INSTRUCTIONS TO FOLLOW: Retype every one of the rows below, character for character, with nothing changed.

— Start DATA SHOWN —

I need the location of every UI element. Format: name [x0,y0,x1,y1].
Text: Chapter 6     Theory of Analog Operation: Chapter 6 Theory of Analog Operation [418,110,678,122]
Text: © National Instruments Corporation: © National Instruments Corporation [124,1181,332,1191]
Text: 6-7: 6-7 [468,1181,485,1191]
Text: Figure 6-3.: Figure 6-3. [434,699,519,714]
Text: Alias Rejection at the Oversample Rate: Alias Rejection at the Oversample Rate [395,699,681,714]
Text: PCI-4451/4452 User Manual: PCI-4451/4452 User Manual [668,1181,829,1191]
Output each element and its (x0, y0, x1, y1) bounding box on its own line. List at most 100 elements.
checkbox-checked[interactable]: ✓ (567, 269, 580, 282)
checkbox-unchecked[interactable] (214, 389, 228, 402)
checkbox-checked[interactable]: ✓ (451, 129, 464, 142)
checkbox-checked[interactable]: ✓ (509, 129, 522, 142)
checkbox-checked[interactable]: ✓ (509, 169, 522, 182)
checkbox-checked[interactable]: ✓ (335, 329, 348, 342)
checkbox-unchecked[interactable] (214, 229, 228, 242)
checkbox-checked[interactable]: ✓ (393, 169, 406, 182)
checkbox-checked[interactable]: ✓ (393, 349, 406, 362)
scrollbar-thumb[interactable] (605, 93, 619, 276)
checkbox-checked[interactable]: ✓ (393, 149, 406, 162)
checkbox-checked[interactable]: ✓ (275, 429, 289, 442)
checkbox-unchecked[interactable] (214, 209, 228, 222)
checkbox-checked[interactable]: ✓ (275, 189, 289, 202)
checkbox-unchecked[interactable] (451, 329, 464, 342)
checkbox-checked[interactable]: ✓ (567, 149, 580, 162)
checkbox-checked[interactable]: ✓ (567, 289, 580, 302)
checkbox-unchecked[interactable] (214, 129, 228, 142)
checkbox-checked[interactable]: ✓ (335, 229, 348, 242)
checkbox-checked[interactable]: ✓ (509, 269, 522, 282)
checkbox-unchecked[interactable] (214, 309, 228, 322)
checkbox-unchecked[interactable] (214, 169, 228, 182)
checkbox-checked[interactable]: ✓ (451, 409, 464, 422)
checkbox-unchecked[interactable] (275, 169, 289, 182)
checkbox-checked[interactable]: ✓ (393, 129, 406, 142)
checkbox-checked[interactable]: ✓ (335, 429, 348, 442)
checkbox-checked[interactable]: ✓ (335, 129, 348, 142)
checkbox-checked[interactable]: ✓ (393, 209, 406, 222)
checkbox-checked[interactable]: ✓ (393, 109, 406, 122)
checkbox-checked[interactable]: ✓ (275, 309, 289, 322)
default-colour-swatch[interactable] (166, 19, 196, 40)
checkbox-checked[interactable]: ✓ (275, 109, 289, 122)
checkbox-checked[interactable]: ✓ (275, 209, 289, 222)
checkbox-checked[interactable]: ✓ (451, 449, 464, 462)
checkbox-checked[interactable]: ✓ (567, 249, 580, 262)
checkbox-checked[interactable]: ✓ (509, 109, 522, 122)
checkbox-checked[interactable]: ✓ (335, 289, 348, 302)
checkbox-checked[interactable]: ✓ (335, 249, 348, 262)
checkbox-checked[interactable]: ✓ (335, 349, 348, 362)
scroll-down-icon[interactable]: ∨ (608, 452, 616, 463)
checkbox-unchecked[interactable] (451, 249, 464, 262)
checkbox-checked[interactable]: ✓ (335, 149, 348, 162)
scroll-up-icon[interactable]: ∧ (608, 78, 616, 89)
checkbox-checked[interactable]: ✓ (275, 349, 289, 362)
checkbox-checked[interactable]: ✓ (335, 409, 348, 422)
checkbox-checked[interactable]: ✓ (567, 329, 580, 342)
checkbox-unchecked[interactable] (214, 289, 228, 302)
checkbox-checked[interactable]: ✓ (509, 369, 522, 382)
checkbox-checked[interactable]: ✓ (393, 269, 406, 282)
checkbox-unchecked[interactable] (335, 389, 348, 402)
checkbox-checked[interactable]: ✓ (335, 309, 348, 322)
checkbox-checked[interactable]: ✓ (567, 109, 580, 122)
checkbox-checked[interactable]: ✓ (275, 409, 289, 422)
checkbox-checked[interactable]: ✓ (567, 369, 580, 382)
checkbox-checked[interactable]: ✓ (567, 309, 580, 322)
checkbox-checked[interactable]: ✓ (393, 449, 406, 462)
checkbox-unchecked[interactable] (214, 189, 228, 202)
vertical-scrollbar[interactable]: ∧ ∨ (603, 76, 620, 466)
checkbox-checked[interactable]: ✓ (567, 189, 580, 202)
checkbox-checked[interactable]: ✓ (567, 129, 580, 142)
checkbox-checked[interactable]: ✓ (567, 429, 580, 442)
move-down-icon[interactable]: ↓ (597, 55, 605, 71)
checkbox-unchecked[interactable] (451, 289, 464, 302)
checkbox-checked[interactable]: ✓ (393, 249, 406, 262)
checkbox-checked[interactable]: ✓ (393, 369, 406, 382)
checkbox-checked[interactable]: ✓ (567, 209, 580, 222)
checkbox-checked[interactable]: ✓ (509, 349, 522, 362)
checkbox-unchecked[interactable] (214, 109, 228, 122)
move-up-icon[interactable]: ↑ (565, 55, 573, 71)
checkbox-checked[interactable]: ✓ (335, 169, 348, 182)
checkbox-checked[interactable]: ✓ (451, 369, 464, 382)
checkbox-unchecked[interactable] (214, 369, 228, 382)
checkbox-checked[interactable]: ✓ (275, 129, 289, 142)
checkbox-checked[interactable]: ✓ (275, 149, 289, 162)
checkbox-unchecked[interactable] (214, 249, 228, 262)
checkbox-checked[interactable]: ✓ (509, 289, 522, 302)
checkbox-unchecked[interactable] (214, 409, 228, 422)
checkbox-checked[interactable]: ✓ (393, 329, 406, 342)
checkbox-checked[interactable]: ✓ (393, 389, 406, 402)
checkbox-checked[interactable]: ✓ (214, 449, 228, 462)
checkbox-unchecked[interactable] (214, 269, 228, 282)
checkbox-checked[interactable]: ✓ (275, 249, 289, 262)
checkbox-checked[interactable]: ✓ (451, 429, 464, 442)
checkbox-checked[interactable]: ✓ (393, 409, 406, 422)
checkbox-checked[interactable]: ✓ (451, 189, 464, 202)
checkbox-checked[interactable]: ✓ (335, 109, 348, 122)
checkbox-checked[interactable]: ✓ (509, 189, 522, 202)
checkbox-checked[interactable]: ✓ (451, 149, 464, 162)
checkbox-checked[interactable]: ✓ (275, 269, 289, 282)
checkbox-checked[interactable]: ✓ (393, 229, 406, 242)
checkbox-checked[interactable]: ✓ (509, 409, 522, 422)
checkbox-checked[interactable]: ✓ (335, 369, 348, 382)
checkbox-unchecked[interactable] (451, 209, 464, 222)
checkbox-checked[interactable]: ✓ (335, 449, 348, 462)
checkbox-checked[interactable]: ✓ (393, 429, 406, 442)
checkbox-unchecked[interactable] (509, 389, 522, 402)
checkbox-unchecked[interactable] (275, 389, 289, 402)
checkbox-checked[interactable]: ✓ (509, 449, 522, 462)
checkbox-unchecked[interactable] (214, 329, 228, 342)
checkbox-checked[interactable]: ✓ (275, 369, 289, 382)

— End DATA SHOWN —

THE SOLUTION:
I need the location of every UI element. Format: name [x0,y0,x1,y1].
Text: Chapter 6     Theory of Analog Operation: Chapter 6 Theory of Analog Operation [418,110,678,122]
Text: © National Instruments Corporation: © National Instruments Corporation [124,1181,332,1191]
Text: 6-7: 6-7 [468,1181,485,1191]
Text: Figure 6-3.: Figure 6-3. [434,699,519,714]
Text: Alias Rejection at the Oversample Rate: Alias Rejection at the Oversample Rate [395,699,681,714]
Text: PCI-4451/4452 User Manual: PCI-4451/4452 User Manual [668,1181,829,1191]
Output each element and its (x0, y0, x1, y1) bounding box on its own line. List at most 100 elements.
checkbox-checked[interactable]: ✓ (567, 269, 580, 282)
checkbox-unchecked[interactable] (214, 389, 228, 402)
checkbox-checked[interactable]: ✓ (451, 129, 464, 142)
checkbox-checked[interactable]: ✓ (509, 129, 522, 142)
checkbox-checked[interactable]: ✓ (509, 169, 522, 182)
checkbox-checked[interactable]: ✓ (335, 329, 348, 342)
checkbox-unchecked[interactable] (214, 229, 228, 242)
checkbox-checked[interactable]: ✓ (393, 169, 406, 182)
checkbox-checked[interactable]: ✓ (393, 349, 406, 362)
scrollbar-thumb[interactable] (605, 93, 619, 276)
checkbox-checked[interactable]: ✓ (393, 149, 406, 162)
checkbox-checked[interactable]: ✓ (275, 429, 289, 442)
checkbox-unchecked[interactable] (214, 209, 228, 222)
checkbox-checked[interactable]: ✓ (275, 189, 289, 202)
checkbox-unchecked[interactable] (451, 329, 464, 342)
checkbox-checked[interactable]: ✓ (567, 149, 580, 162)
checkbox-checked[interactable]: ✓ (567, 289, 580, 302)
checkbox-unchecked[interactable] (214, 129, 228, 142)
checkbox-checked[interactable]: ✓ (335, 229, 348, 242)
checkbox-checked[interactable]: ✓ (509, 269, 522, 282)
checkbox-unchecked[interactable] (214, 309, 228, 322)
checkbox-unchecked[interactable] (214, 169, 228, 182)
checkbox-checked[interactable]: ✓ (451, 409, 464, 422)
checkbox-unchecked[interactable] (275, 169, 289, 182)
checkbox-checked[interactable]: ✓ (393, 129, 406, 142)
checkbox-checked[interactable]: ✓ (335, 429, 348, 442)
checkbox-checked[interactable]: ✓ (335, 129, 348, 142)
checkbox-checked[interactable]: ✓ (393, 209, 406, 222)
checkbox-checked[interactable]: ✓ (393, 109, 406, 122)
checkbox-checked[interactable]: ✓ (275, 309, 289, 322)
default-colour-swatch[interactable] (166, 19, 196, 40)
checkbox-checked[interactable]: ✓ (275, 109, 289, 122)
checkbox-checked[interactable]: ✓ (275, 209, 289, 222)
checkbox-checked[interactable]: ✓ (451, 449, 464, 462)
checkbox-checked[interactable]: ✓ (567, 249, 580, 262)
checkbox-checked[interactable]: ✓ (509, 109, 522, 122)
checkbox-checked[interactable]: ✓ (335, 289, 348, 302)
checkbox-checked[interactable]: ✓ (335, 249, 348, 262)
checkbox-checked[interactable]: ✓ (335, 349, 348, 362)
scroll-down-icon[interactable]: ∨ (608, 452, 616, 463)
checkbox-unchecked[interactable] (451, 249, 464, 262)
checkbox-checked[interactable]: ✓ (335, 149, 348, 162)
scroll-up-icon[interactable]: ∧ (608, 78, 616, 89)
checkbox-checked[interactable]: ✓ (275, 349, 289, 362)
checkbox-checked[interactable]: ✓ (335, 409, 348, 422)
checkbox-checked[interactable]: ✓ (567, 329, 580, 342)
checkbox-unchecked[interactable] (214, 289, 228, 302)
checkbox-checked[interactable]: ✓ (509, 369, 522, 382)
checkbox-checked[interactable]: ✓ (393, 269, 406, 282)
checkbox-unchecked[interactable] (335, 389, 348, 402)
checkbox-checked[interactable]: ✓ (335, 309, 348, 322)
checkbox-checked[interactable]: ✓ (567, 109, 580, 122)
checkbox-checked[interactable]: ✓ (275, 409, 289, 422)
checkbox-checked[interactable]: ✓ (567, 369, 580, 382)
checkbox-checked[interactable]: ✓ (567, 309, 580, 322)
checkbox-checked[interactable]: ✓ (393, 449, 406, 462)
checkbox-unchecked[interactable] (214, 189, 228, 202)
vertical-scrollbar[interactable]: ∧ ∨ (603, 76, 620, 466)
checkbox-checked[interactable]: ✓ (567, 189, 580, 202)
checkbox-checked[interactable]: ✓ (567, 129, 580, 142)
checkbox-checked[interactable]: ✓ (567, 429, 580, 442)
move-down-icon[interactable]: ↓ (597, 55, 605, 71)
checkbox-unchecked[interactable] (451, 289, 464, 302)
checkbox-checked[interactable]: ✓ (393, 249, 406, 262)
checkbox-checked[interactable]: ✓ (393, 369, 406, 382)
checkbox-checked[interactable]: ✓ (567, 209, 580, 222)
checkbox-checked[interactable]: ✓ (509, 349, 522, 362)
checkbox-unchecked[interactable] (214, 109, 228, 122)
move-up-icon[interactable]: ↑ (565, 55, 573, 71)
checkbox-checked[interactable]: ✓ (335, 169, 348, 182)
checkbox-checked[interactable]: ✓ (451, 369, 464, 382)
checkbox-unchecked[interactable] (214, 369, 228, 382)
checkbox-checked[interactable]: ✓ (275, 129, 289, 142)
checkbox-checked[interactable]: ✓ (275, 149, 289, 162)
checkbox-unchecked[interactable] (214, 249, 228, 262)
checkbox-checked[interactable]: ✓ (509, 289, 522, 302)
checkbox-unchecked[interactable] (214, 409, 228, 422)
checkbox-checked[interactable]: ✓ (393, 329, 406, 342)
checkbox-checked[interactable]: ✓ (393, 389, 406, 402)
checkbox-checked[interactable]: ✓ (214, 449, 228, 462)
checkbox-unchecked[interactable] (214, 269, 228, 282)
checkbox-checked[interactable]: ✓ (275, 249, 289, 262)
checkbox-checked[interactable]: ✓ (451, 429, 464, 442)
checkbox-checked[interactable]: ✓ (393, 409, 406, 422)
checkbox-checked[interactable]: ✓ (451, 189, 464, 202)
checkbox-checked[interactable]: ✓ (335, 109, 348, 122)
checkbox-checked[interactable]: ✓ (509, 189, 522, 202)
checkbox-checked[interactable]: ✓ (451, 149, 464, 162)
checkbox-checked[interactable]: ✓ (275, 269, 289, 282)
checkbox-checked[interactable]: ✓ (393, 229, 406, 242)
checkbox-checked[interactable]: ✓ (509, 409, 522, 422)
checkbox-checked[interactable]: ✓ (335, 369, 348, 382)
checkbox-unchecked[interactable] (451, 209, 464, 222)
checkbox-checked[interactable]: ✓ (335, 449, 348, 462)
checkbox-checked[interactable]: ✓ (393, 429, 406, 442)
checkbox-unchecked[interactable] (509, 389, 522, 402)
checkbox-unchecked[interactable] (275, 389, 289, 402)
checkbox-checked[interactable]: ✓ (509, 449, 522, 462)
checkbox-unchecked[interactable] (214, 329, 228, 342)
checkbox-checked[interactable]: ✓ (275, 369, 289, 382)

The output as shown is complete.